— begin Working data —

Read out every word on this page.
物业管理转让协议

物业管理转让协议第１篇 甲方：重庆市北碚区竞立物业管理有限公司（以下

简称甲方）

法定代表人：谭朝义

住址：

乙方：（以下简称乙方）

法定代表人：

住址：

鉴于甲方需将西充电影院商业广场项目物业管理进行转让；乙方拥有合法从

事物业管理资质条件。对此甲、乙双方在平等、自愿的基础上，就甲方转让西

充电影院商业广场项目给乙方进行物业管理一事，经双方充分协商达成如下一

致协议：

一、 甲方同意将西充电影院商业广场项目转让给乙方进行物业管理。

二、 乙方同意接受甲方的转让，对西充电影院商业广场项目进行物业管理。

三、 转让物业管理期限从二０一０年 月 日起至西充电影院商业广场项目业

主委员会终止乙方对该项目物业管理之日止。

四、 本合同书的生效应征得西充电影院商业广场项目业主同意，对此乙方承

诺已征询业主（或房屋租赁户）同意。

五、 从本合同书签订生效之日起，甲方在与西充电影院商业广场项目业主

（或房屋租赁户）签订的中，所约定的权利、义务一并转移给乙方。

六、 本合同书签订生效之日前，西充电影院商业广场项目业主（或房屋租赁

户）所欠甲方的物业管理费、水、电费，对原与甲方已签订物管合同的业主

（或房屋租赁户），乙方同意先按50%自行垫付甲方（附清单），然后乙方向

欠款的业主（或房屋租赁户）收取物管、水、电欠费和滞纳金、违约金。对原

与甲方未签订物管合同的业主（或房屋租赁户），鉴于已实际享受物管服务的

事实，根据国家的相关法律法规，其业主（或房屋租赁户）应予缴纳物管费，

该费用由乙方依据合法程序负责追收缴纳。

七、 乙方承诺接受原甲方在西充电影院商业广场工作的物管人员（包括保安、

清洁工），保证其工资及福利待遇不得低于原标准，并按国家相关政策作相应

— end Working data —

§ Exercise description:
Search the lines for the string "或房屋租赁户" and copy every line that has it.

§ Task response:
诺已征询业主（或房屋租赁户）同意。
（或房屋租赁户）签订的中，所约定的权利、义务一并转移给乙方。
（或房屋租赁户），乙方同意先按50%自行垫付甲方（附清单），然后乙方向
欠款的业主（或房屋租赁户）收取物管、水、电欠费和滞纳金、违约金。对原
与甲方未签订物管合同的业主（或房屋租赁户），鉴于已实际享受物管服务的
事实，根据国家的相关法律法规，其业主（或房屋租赁户）应予缴纳物管费，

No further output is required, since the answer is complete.